━━ Input records ━━
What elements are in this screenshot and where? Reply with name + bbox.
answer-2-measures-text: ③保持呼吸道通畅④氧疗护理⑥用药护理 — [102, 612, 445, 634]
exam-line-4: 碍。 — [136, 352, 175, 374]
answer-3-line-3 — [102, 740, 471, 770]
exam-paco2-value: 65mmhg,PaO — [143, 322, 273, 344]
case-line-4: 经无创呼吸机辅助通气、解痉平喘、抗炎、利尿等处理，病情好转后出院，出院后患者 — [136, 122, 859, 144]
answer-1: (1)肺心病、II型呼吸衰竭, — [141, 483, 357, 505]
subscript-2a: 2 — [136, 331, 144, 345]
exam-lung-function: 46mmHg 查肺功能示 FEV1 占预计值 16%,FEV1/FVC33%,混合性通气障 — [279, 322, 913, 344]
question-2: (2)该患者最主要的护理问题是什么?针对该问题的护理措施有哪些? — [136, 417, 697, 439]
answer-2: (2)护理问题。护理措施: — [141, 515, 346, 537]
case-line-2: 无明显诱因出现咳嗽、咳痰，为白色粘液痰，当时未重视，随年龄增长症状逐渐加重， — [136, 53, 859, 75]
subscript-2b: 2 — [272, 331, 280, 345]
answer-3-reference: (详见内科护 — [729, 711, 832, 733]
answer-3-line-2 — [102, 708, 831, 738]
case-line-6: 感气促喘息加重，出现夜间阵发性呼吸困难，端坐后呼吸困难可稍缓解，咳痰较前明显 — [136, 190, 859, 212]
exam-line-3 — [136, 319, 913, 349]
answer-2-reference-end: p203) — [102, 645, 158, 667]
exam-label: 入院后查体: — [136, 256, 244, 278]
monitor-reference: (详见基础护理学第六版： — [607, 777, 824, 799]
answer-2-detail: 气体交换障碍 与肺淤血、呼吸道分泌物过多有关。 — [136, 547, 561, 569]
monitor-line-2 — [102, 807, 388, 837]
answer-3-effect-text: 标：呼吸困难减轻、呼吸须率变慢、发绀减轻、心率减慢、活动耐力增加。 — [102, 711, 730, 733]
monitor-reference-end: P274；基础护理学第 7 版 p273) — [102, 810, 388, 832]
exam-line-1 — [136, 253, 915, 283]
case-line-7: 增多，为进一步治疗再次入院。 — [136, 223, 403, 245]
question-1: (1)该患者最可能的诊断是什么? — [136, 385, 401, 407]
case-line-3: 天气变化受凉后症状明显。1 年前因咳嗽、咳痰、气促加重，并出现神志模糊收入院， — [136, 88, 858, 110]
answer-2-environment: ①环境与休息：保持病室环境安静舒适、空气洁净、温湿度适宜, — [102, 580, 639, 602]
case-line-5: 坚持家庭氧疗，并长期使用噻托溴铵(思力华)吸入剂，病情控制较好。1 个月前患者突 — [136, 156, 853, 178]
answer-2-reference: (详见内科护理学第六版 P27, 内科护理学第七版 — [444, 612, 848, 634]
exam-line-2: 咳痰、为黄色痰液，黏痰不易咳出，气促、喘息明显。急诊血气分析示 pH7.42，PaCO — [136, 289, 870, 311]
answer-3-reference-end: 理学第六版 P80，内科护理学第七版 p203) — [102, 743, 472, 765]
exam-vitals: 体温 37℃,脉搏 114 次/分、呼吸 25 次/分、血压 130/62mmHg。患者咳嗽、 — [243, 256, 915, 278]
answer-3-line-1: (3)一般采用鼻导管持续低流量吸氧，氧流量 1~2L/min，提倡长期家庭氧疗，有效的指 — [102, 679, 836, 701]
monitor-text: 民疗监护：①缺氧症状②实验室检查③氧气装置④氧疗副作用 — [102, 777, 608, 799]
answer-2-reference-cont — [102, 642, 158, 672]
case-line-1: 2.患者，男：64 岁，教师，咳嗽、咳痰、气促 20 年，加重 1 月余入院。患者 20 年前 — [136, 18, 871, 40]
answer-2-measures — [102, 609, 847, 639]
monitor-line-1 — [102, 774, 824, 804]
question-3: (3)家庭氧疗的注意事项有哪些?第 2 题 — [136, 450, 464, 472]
━━━
# What is being asked:
Count the lines in the items above that contain the string "text". Reply with the number only.

# Solution for this exercise:
3